-- Extract --
Basecamp Forums Blogosphere NeoZine Gallery Podcasts Admin Logout

True Confessions of an Originaljoesnake

July 31, 2007

Revolutionary

Filed under: Uncategorized — joesnake @ 11:37 am

There’s no good way to say this, but for the seven some years I’ve been a Christian, prayer, the communication between us and God the bible considers vital, was boring.

Sure there’d be times when prayer was exciting, for instance, the night I prayed to receive Christ, or listened as others did the same. There have also been numerous times when I’ve felt blessed, humbled, and thankful and I’ve turned to God in prayer to let him know. I’ve received some amazing insights and wisdom from God too. So, don’t think it was all drudgery.

But, for the most part, I couldn’t stop viewing prayer as a chore. It was something that the bible said had to be done, so I did it. Most of the time I didn’t want to, it was hard to, I only did it when I felt I really needed to, and in many cases my prayers were little more than a spiritual tip of the hat to a creator God that had to be longing for something more in depth in our relationship.

Prayer, at times is downright agonizing for me. To sit at a prayer meeting and pray, while knowing I was doing something right and biblical, yet feeling like I couldn’t wait for someone to say “Amen” and end it all often times made me feel sub-human. Then there were the people who liked to pray longer than the time I’d mentally allotted them. Could they just finish up, please?

Witnessing, or the act of sharing my faith with others who aren’t like minded, has always been difficult for me too. I don’t know if it’s the proposition of being “found out”, rejected, or the fact that I’m just selfish and don’t like to move outside of comfort, but over the years I decided to chalk up my lack of witnessing to the fact that it just wasn’t an area that I was gifted in. How hilarious is that? Instead of blaming the deficiency on myself, I shifted the burden to God, who obviously didn’t want me to do a whole bunch of sharing the gospel because he didn’t make it extremely easy and successful for me.

I’ve always been a hard worker, a doer, someone who likes to quickly figure out how things are done and start churning them out. I’ve always had a lot of success this way. I remember intensely despising the first few days of a new art class in elementary school. It meant we wouldn’t be painting, instead we’d be talking about the art, assignment, or directions. I just wanted to scream out, “Let’s go already! Give me my pencil, I know what to do! Just let me draw!”

This attitude has naturally carried over to the spiritual work I do for God. I’ve been eager to learn about God, taking classes and participating in teachings and cell groups. But, as soon as I thought I knew what God’s assignment for me was, I darted off to get started.

As I said, I’ve experienced difficulty, in addition to much failure, in the arena of prayer and evangelism. I always thought this was just who I was.

God, however, is conducting a revolution in my life.

-- Data section --
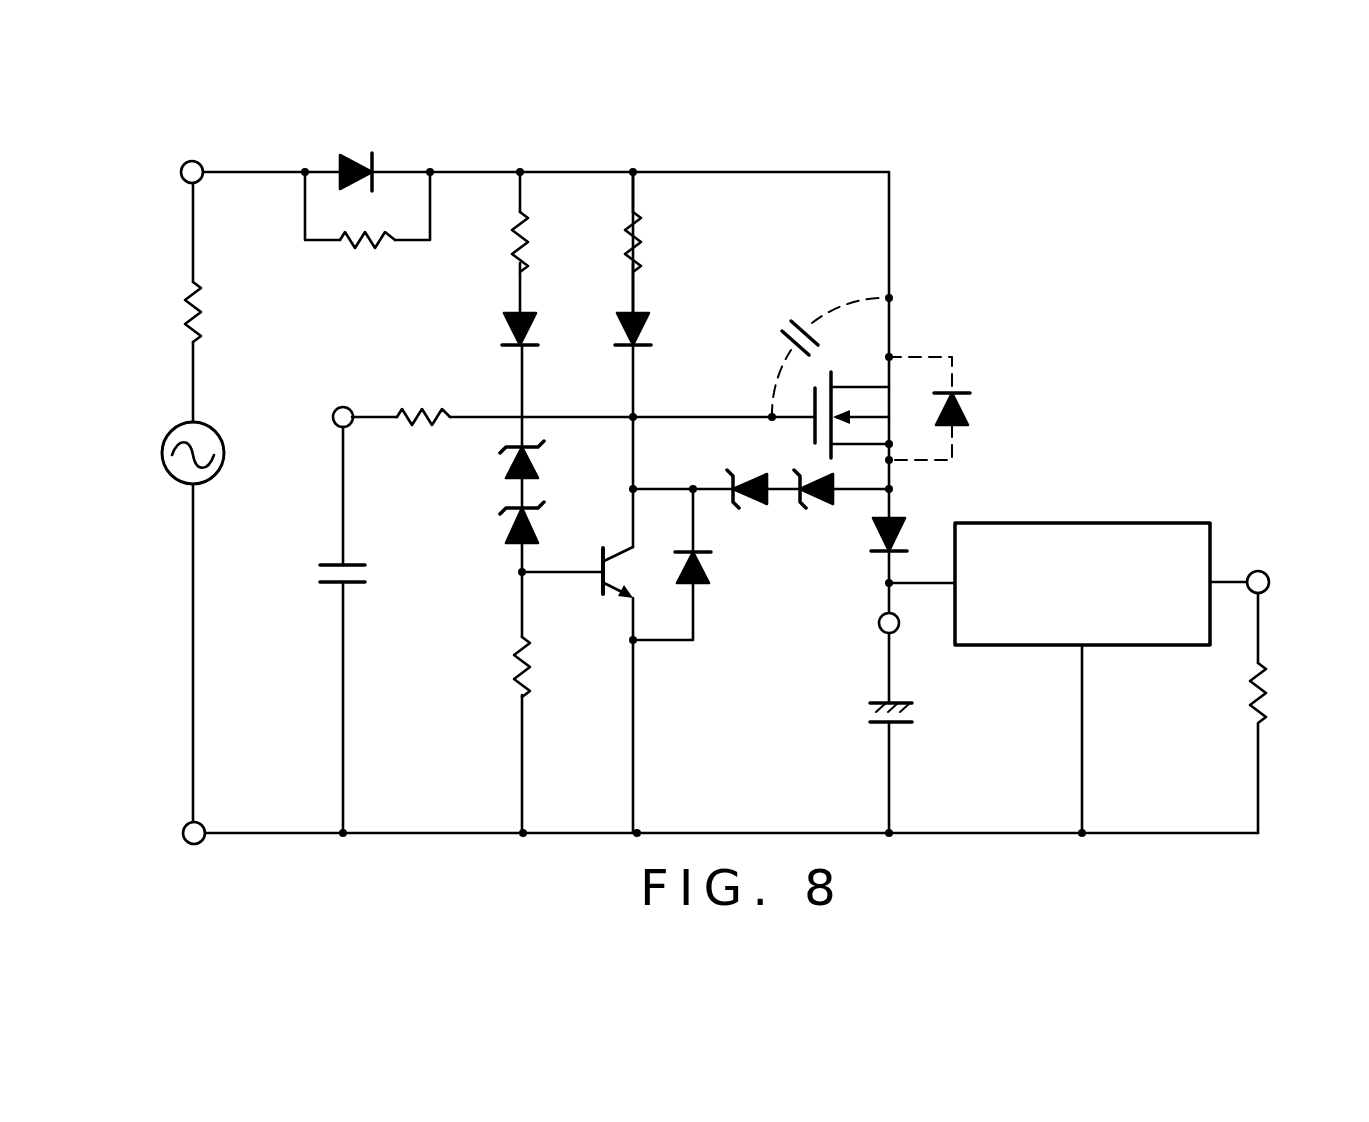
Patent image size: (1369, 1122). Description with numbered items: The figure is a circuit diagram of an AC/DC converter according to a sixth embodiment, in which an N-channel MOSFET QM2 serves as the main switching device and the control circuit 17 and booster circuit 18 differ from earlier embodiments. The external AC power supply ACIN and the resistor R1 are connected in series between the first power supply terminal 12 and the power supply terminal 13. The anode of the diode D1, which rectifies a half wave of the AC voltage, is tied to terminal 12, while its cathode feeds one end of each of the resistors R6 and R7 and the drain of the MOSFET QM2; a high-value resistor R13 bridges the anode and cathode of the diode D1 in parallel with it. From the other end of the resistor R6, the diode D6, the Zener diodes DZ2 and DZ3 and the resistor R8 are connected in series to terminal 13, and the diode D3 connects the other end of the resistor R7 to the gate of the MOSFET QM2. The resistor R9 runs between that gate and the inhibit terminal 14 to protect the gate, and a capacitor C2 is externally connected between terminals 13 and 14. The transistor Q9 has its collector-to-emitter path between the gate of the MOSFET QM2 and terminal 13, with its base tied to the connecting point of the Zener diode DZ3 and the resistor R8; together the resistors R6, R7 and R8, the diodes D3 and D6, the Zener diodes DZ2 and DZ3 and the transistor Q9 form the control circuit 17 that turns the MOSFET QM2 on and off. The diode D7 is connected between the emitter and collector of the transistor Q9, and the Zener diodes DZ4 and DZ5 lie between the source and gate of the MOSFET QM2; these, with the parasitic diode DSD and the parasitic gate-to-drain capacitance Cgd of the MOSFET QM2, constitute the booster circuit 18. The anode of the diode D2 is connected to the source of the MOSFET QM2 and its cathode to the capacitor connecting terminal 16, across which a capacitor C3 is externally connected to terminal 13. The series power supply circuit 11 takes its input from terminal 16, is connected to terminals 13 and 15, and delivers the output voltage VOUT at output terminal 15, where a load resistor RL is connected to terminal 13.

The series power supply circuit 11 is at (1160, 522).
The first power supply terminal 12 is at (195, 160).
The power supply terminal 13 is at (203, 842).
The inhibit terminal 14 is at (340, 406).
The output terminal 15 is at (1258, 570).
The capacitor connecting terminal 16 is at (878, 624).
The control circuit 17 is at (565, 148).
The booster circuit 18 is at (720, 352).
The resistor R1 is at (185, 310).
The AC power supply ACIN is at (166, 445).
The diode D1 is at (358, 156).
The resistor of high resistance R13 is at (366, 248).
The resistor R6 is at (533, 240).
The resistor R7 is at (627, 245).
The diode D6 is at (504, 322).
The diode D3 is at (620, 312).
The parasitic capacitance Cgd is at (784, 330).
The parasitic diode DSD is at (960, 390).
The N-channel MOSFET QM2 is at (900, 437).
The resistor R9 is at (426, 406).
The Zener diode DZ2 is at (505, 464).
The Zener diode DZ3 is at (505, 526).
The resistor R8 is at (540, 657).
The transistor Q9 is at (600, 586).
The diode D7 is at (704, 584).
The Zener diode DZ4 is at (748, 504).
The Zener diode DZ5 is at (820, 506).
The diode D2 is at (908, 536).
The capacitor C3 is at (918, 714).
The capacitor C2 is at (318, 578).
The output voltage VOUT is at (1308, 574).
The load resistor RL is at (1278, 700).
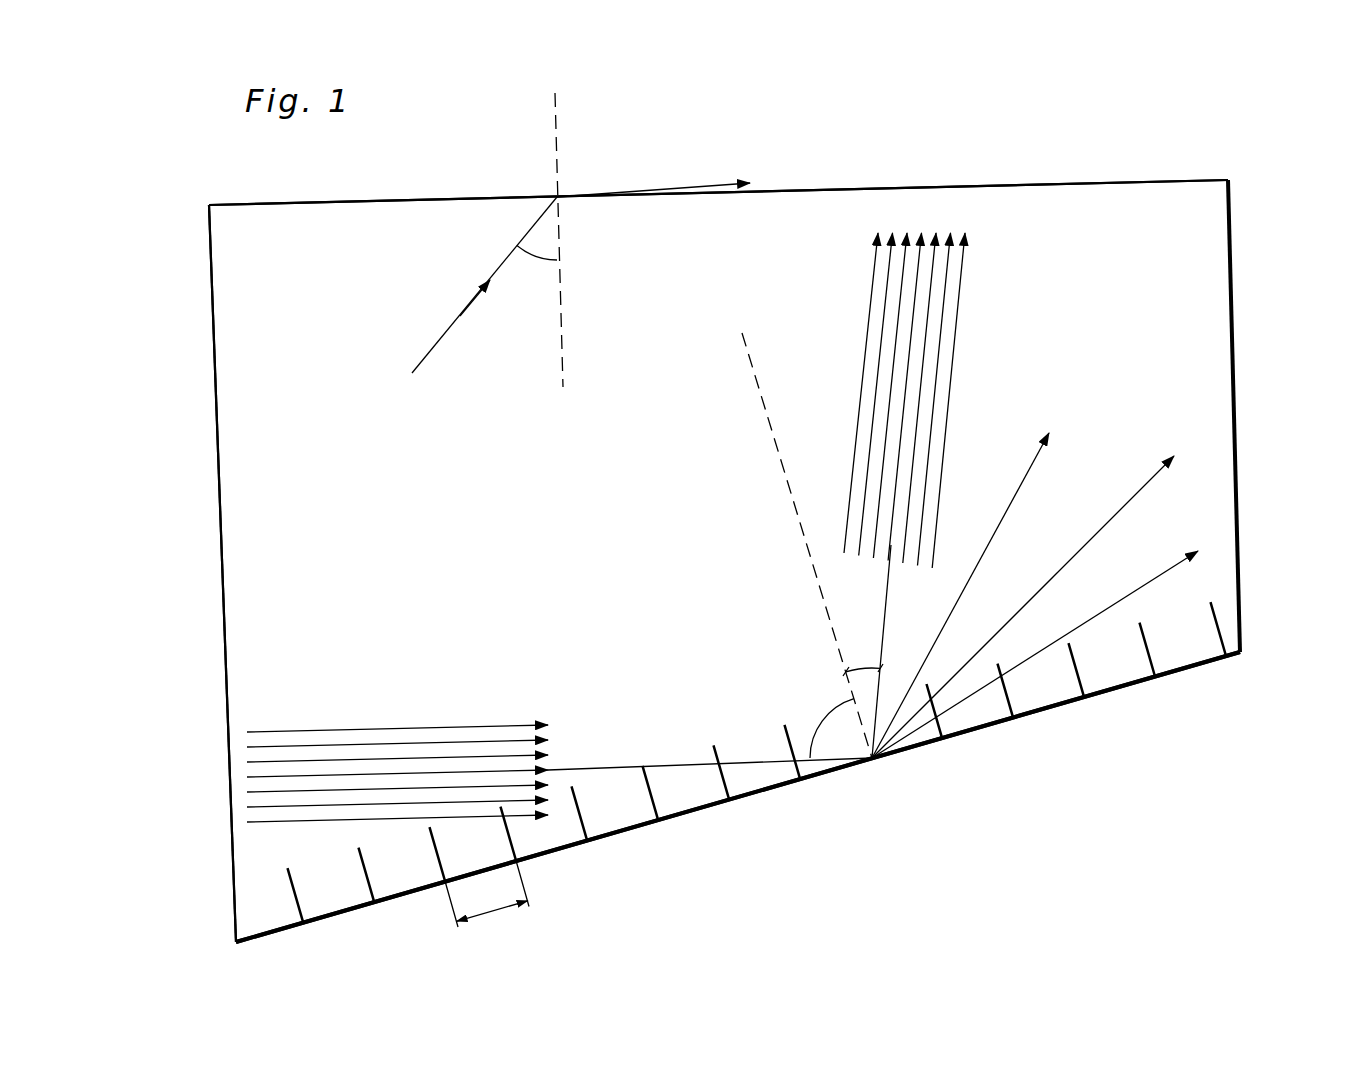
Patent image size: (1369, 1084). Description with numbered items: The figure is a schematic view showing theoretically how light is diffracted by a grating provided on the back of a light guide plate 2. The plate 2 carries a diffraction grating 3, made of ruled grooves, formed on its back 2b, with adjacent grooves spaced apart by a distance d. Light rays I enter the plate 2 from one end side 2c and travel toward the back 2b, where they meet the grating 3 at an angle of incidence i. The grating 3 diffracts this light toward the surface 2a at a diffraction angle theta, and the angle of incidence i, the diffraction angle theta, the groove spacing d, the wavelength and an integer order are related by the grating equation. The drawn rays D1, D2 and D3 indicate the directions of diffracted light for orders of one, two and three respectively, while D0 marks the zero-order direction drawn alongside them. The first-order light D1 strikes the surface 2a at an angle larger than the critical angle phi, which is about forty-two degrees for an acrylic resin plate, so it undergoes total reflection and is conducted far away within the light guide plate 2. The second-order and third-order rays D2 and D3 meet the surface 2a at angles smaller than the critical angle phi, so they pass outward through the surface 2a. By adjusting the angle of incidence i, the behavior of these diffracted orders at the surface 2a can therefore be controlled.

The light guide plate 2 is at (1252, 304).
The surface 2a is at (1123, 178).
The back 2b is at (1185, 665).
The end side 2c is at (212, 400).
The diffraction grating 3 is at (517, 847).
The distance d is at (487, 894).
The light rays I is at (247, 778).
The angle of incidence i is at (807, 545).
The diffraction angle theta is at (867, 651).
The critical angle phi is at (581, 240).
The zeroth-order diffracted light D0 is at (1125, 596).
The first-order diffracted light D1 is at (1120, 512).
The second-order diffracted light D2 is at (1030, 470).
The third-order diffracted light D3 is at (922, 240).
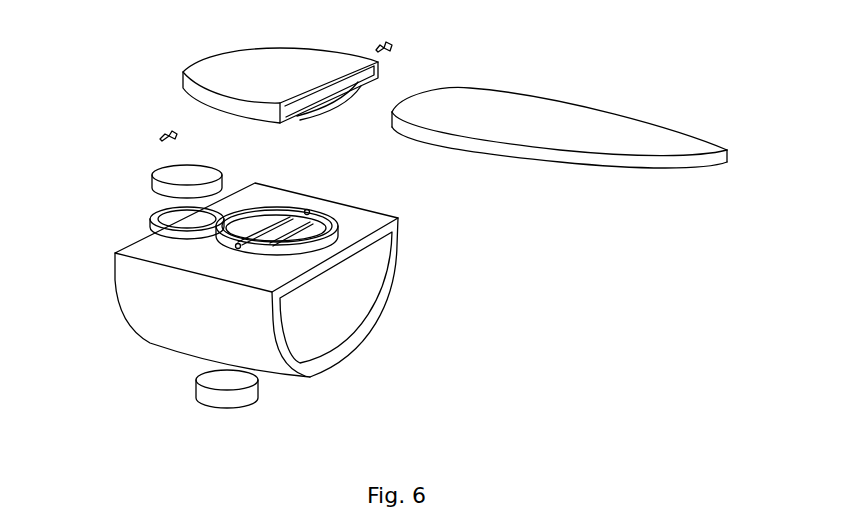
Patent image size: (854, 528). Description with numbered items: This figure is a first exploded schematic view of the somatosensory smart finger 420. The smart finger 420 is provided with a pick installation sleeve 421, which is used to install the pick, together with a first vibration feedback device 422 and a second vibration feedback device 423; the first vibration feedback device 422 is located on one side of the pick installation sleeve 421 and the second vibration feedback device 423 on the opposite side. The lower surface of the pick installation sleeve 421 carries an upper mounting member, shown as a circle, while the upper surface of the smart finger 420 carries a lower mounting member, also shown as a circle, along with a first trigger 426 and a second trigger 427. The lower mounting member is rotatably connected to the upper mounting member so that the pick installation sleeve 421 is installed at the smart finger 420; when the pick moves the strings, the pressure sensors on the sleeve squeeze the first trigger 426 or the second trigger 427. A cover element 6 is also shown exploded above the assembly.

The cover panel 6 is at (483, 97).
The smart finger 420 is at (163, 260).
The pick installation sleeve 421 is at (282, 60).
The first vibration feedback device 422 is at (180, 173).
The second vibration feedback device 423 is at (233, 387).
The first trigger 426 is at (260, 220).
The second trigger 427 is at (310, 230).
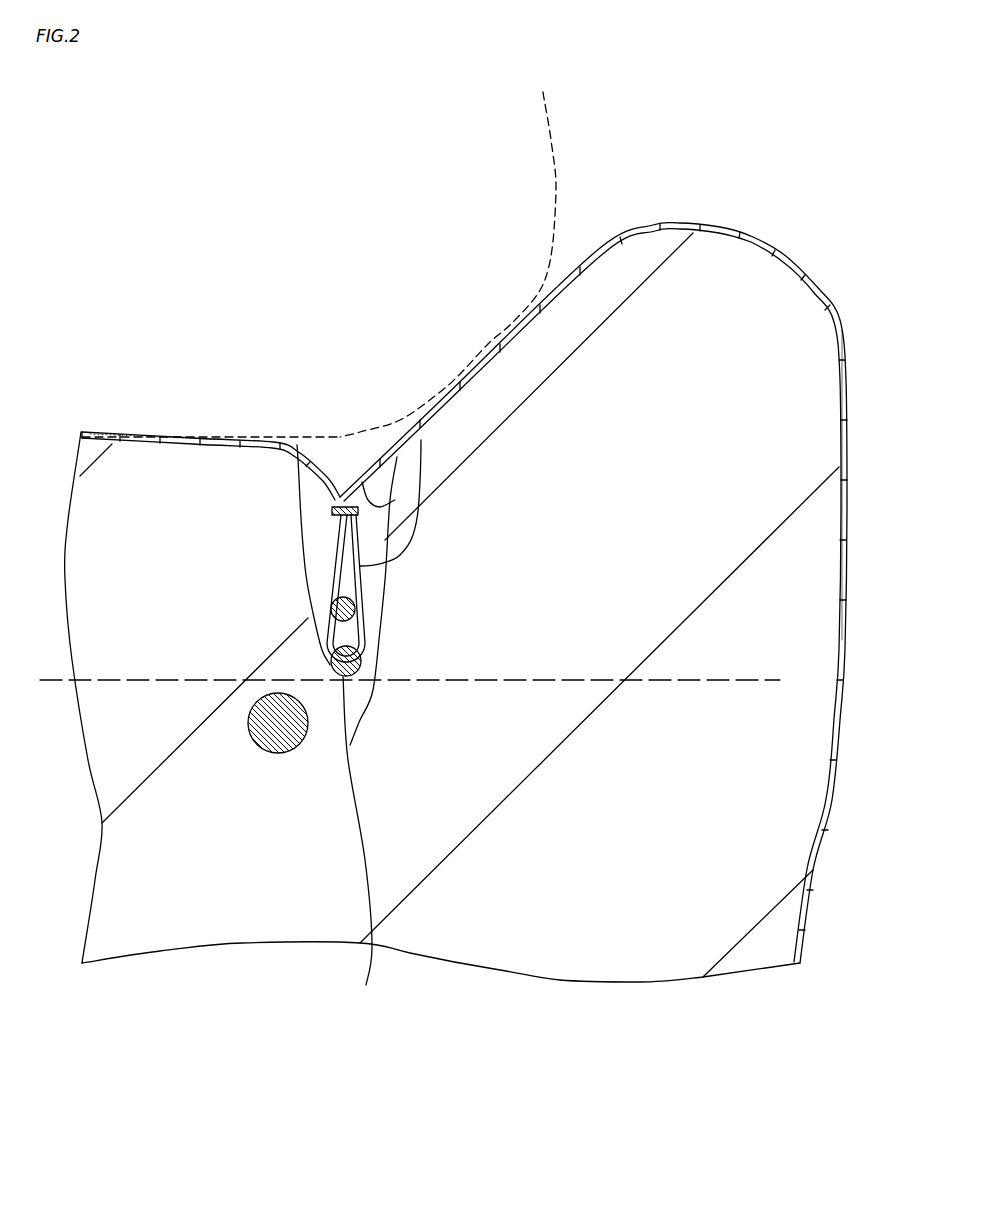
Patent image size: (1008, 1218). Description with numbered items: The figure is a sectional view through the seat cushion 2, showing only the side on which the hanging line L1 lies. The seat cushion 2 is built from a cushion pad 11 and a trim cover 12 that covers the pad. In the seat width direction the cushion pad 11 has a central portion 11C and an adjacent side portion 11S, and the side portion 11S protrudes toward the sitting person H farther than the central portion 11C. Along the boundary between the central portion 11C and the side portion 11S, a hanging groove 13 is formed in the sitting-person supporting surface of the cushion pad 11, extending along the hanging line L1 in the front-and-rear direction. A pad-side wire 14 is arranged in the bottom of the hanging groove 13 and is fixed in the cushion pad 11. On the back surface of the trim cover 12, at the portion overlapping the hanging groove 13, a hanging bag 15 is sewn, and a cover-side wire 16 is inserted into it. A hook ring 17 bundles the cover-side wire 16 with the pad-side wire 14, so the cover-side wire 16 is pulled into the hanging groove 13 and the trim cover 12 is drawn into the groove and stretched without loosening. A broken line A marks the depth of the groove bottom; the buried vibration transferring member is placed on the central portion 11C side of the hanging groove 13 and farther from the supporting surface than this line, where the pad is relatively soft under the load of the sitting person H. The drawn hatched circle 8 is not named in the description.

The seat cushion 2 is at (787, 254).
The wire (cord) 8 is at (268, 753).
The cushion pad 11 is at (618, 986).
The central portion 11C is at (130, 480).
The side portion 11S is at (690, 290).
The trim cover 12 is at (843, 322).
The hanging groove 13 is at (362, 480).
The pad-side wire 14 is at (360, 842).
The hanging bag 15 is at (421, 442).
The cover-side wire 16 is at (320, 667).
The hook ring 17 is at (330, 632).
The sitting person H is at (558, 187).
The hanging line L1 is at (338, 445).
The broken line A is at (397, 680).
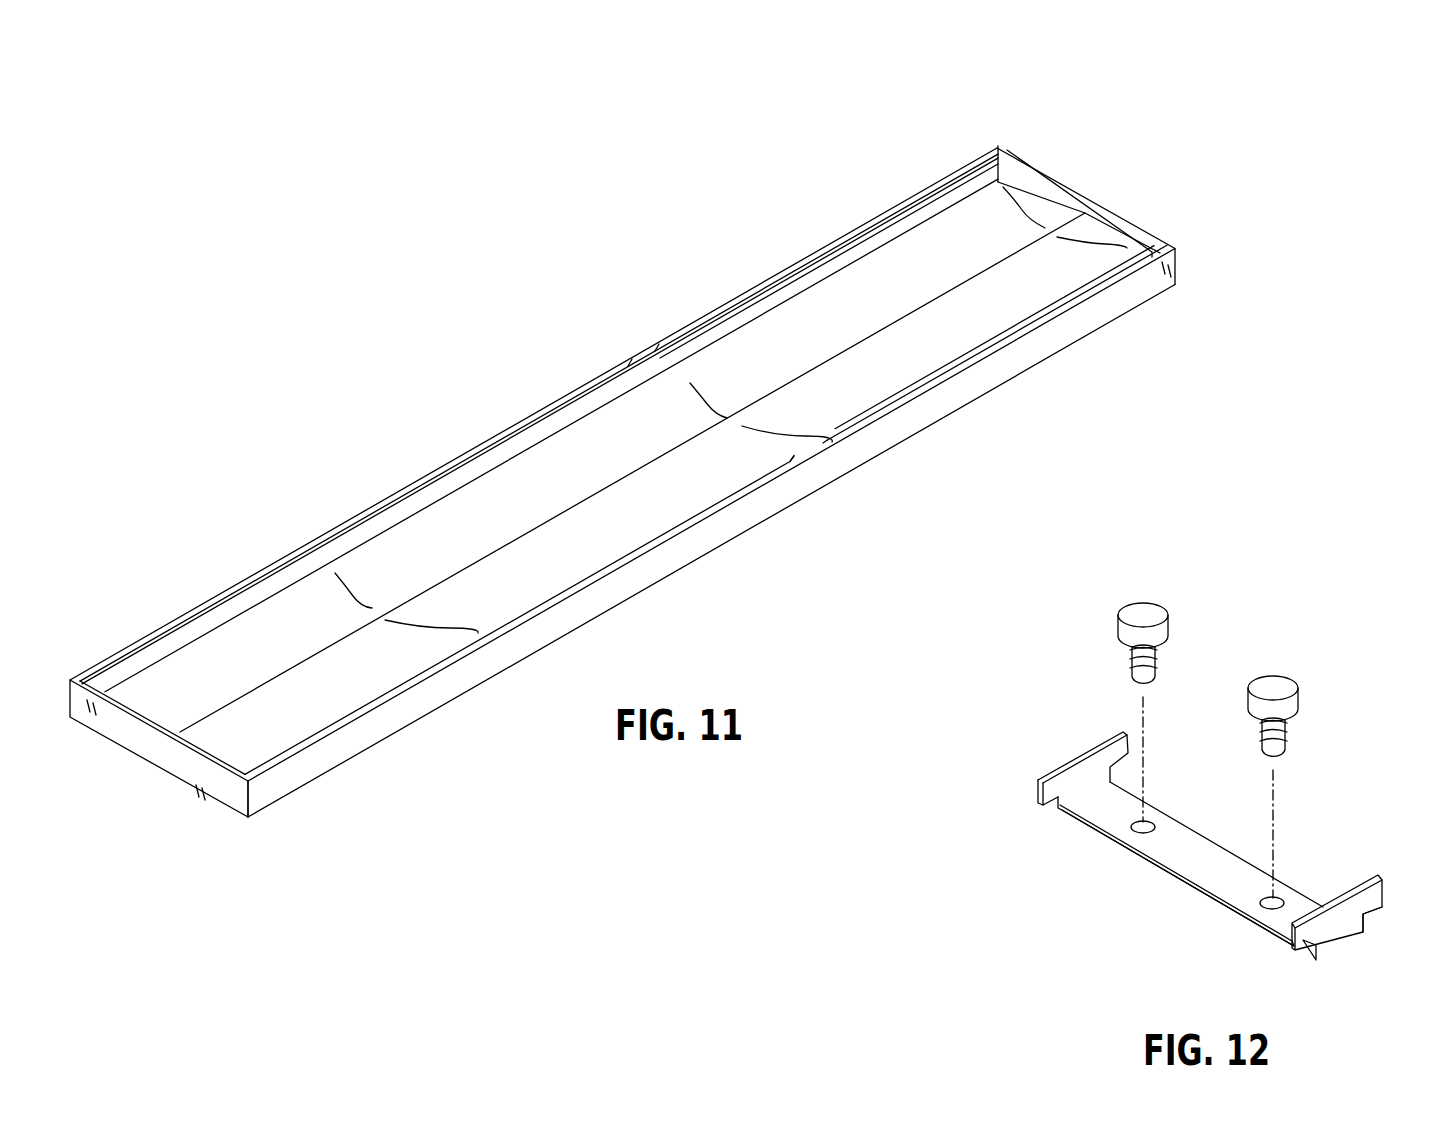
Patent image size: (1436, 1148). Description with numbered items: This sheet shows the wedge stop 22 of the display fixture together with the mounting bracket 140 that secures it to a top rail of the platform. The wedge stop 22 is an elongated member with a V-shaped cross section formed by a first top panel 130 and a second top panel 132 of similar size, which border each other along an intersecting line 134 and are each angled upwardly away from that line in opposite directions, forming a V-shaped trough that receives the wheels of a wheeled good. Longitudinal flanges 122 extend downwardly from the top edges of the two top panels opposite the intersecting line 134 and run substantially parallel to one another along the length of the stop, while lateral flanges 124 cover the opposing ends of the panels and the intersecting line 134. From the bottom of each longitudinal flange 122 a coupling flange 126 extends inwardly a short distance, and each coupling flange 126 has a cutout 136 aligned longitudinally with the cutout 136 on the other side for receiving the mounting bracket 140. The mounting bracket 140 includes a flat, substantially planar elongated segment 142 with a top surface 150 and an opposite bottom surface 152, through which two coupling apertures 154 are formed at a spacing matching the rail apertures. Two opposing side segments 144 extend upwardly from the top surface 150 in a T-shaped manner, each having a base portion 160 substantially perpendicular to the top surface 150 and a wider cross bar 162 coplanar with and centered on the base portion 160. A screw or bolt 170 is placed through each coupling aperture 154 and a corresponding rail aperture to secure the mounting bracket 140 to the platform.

-- Prompt --
Rewrite the blog post about prayer, starting with "But, for the" and going on through "in our relationship.", with "chore" changed to "duty".

-- Task solution --
But, for the most part, I couldn’t stop viewing prayer as a duty. It was something that the bible said had to be done, so I did it. Most of the time I didn’t want to, it was hard to, I only did it when I felt I really needed to, and in many cases my prayers were little more than a spiritual tip of the hat to a creator God that had to be longing for something more in depth in our relationship.